— START —

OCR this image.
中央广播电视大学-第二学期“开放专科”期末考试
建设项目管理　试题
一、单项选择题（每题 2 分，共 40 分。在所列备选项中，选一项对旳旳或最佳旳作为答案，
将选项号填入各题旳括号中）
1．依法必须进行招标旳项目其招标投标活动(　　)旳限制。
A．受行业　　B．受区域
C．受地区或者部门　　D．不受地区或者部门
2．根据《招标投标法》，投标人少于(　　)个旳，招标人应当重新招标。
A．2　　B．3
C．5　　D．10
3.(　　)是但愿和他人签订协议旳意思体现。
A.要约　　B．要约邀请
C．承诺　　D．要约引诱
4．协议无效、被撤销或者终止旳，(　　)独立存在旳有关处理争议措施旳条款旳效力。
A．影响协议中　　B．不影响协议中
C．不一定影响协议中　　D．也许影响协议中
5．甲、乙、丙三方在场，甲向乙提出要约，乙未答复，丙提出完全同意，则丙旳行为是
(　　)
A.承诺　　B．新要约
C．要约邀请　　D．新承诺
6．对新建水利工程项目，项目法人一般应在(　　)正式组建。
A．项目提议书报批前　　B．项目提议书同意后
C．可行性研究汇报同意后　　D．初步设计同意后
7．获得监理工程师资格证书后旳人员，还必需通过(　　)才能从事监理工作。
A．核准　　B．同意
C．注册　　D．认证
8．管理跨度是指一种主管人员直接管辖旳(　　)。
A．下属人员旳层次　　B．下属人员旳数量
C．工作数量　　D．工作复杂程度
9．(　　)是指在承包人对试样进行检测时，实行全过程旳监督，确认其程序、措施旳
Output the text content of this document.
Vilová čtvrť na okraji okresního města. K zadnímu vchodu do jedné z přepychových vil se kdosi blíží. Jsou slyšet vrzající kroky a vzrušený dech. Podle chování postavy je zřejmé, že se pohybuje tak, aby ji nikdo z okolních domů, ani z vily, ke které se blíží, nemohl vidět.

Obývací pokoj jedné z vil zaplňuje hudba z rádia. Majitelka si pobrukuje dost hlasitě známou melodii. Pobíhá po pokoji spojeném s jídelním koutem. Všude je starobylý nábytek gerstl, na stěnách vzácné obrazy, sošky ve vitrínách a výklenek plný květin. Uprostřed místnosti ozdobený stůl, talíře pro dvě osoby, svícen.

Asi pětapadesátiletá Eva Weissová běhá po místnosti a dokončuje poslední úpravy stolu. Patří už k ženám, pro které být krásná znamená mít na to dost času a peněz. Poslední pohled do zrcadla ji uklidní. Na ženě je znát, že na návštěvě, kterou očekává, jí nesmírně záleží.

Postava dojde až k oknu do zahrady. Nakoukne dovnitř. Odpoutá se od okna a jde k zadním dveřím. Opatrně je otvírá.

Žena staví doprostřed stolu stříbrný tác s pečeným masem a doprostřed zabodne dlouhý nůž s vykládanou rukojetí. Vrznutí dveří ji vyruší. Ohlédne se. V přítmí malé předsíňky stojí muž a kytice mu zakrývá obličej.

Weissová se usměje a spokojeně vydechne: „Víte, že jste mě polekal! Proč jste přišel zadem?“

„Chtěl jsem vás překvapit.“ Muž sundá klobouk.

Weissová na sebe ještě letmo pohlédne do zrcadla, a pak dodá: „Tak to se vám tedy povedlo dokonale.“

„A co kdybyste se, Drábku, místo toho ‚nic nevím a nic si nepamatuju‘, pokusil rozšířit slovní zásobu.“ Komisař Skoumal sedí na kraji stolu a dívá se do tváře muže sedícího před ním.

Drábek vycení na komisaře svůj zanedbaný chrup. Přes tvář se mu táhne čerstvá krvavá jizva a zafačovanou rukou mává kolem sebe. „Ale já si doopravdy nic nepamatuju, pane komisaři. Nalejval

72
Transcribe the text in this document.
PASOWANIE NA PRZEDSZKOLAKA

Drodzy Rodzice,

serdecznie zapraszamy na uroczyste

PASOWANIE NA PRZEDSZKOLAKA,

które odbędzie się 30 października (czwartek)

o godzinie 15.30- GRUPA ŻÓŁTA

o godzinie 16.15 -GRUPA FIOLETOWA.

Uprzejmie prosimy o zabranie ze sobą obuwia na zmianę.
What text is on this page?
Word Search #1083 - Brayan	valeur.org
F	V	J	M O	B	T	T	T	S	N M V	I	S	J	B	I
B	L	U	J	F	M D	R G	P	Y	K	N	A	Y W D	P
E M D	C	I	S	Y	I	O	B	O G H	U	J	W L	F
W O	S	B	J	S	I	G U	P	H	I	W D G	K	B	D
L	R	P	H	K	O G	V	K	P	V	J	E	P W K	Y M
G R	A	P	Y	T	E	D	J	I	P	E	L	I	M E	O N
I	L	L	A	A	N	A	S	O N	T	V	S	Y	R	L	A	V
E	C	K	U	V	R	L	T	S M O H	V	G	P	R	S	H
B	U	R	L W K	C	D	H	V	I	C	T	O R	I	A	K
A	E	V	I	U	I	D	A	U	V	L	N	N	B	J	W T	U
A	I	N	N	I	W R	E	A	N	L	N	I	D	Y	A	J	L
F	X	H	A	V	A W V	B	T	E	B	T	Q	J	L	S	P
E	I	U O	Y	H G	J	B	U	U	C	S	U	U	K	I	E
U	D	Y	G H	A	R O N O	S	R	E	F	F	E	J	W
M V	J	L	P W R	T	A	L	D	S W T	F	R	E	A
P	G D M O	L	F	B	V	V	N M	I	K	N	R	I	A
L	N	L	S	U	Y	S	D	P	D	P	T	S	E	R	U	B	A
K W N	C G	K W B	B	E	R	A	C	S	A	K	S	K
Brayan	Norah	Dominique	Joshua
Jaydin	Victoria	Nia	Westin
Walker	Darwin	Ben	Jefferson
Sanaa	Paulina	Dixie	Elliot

— END —

Where a line in the material contains "zrcadla", copy that line.

Asi pětapadesátiletá Eva Weissová běhá po místnosti a dokončuje poslední úpravy stolu. Patří už k ženám, pro které být krásná znamená mít na to dost času a peněz. Poslední pohled do zrcadla ji uklidní. Na ženě je znát, že na návštěvě, kterou očekává, jí nesmírně záleží.
Weissová na sebe ještě letmo pohlédne do zrcadla, a pak dodá: „Tak to se vám tedy povedlo dokonale.“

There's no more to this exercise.